▶ [REQUIREMENTS]
Gather up all lines that carry the word "XYZA".

### SUPPLIED RECORDS

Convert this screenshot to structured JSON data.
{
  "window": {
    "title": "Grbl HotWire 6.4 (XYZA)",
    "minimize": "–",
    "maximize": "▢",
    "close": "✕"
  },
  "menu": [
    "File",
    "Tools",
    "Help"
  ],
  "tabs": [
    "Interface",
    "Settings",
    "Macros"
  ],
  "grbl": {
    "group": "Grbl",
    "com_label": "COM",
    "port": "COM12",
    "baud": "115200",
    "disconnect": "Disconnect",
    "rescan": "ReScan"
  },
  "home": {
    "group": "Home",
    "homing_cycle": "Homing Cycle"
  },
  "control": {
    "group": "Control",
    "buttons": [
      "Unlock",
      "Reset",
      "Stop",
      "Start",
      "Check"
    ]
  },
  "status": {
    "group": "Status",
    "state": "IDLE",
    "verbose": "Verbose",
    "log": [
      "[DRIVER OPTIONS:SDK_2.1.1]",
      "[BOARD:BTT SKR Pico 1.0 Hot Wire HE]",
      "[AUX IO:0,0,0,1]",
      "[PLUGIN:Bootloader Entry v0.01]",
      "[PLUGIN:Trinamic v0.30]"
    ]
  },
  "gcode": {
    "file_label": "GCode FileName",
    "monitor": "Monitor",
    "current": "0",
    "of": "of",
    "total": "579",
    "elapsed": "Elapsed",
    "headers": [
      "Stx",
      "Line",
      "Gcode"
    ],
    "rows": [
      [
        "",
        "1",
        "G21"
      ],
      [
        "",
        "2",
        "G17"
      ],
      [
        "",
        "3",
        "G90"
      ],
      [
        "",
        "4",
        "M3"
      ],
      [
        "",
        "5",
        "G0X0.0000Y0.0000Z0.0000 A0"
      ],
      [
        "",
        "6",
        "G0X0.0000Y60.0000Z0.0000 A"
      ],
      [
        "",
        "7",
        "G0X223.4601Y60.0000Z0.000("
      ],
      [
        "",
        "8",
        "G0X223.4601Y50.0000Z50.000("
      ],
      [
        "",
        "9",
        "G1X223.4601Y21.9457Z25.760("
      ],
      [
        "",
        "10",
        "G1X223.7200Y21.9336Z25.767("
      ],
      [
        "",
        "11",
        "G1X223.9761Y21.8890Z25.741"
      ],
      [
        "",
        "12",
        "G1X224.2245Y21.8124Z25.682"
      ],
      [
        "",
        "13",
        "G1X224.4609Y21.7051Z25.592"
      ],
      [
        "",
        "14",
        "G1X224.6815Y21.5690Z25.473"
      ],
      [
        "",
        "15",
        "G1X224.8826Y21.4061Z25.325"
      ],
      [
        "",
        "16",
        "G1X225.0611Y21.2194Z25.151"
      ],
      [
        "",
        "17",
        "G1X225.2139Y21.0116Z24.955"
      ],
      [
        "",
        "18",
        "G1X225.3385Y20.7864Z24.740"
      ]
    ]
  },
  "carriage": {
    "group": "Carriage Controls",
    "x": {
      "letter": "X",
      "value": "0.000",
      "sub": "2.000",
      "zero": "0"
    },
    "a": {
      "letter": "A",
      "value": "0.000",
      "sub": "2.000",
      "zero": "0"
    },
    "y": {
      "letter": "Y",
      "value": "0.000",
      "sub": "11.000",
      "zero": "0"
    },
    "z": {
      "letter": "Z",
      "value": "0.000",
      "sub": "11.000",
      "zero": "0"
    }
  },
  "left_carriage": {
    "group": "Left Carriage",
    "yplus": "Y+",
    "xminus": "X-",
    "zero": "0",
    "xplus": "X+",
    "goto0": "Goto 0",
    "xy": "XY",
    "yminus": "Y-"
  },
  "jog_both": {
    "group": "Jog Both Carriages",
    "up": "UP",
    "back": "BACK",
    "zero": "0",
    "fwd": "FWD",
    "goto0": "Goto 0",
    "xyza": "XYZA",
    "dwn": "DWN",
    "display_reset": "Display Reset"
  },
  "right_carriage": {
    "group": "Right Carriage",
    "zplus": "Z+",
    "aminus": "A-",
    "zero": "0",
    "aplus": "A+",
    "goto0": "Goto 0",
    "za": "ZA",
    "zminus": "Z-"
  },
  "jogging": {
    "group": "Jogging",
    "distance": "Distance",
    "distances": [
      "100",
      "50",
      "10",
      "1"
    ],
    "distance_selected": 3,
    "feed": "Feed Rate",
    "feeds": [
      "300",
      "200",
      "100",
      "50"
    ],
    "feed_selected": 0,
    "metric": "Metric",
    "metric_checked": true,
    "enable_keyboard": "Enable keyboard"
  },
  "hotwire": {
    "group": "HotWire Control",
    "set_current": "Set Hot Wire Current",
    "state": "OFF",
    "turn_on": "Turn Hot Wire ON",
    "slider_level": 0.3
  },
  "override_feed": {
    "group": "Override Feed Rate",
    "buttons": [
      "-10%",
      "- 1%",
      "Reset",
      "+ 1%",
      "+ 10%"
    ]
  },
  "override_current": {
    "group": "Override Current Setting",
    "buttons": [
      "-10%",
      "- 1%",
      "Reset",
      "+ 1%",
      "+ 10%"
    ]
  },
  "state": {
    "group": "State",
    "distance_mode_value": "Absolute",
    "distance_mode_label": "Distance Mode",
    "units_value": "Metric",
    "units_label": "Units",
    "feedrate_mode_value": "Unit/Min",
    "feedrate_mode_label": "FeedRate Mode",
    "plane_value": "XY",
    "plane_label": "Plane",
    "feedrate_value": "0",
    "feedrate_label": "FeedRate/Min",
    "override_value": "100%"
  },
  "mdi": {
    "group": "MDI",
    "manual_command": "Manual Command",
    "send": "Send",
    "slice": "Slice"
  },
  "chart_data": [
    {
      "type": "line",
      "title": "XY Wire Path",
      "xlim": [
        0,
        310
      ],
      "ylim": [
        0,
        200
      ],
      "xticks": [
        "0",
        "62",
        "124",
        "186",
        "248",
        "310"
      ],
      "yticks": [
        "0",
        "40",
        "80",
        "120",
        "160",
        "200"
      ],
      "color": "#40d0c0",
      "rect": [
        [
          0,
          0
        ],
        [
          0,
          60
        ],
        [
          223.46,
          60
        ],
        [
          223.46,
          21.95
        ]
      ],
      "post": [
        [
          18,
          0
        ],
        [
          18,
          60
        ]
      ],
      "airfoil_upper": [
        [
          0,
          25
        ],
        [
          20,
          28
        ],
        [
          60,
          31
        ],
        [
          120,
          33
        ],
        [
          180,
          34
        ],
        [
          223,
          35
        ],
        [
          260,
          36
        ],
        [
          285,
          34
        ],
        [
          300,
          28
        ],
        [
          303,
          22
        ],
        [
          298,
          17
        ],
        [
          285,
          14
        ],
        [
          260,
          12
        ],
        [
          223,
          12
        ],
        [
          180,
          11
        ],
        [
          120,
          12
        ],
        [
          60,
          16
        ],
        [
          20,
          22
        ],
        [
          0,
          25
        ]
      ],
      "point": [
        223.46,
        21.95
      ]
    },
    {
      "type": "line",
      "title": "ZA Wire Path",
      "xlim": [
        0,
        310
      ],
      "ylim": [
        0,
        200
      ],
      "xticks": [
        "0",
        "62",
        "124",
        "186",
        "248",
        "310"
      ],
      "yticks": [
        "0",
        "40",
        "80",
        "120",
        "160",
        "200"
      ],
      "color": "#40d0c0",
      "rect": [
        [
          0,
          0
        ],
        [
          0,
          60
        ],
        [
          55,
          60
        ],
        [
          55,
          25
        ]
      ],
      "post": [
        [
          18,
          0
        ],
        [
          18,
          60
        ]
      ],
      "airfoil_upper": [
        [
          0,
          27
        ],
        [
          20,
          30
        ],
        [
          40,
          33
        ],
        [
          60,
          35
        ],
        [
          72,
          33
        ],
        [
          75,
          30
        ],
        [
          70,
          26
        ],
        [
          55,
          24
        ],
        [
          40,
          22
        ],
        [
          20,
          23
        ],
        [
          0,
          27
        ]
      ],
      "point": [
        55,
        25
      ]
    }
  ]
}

######

▶ [WORKED SOLUTION]
    "title": "Grbl HotWire 6.4 (XYZA)",
    "xyza": "XYZA",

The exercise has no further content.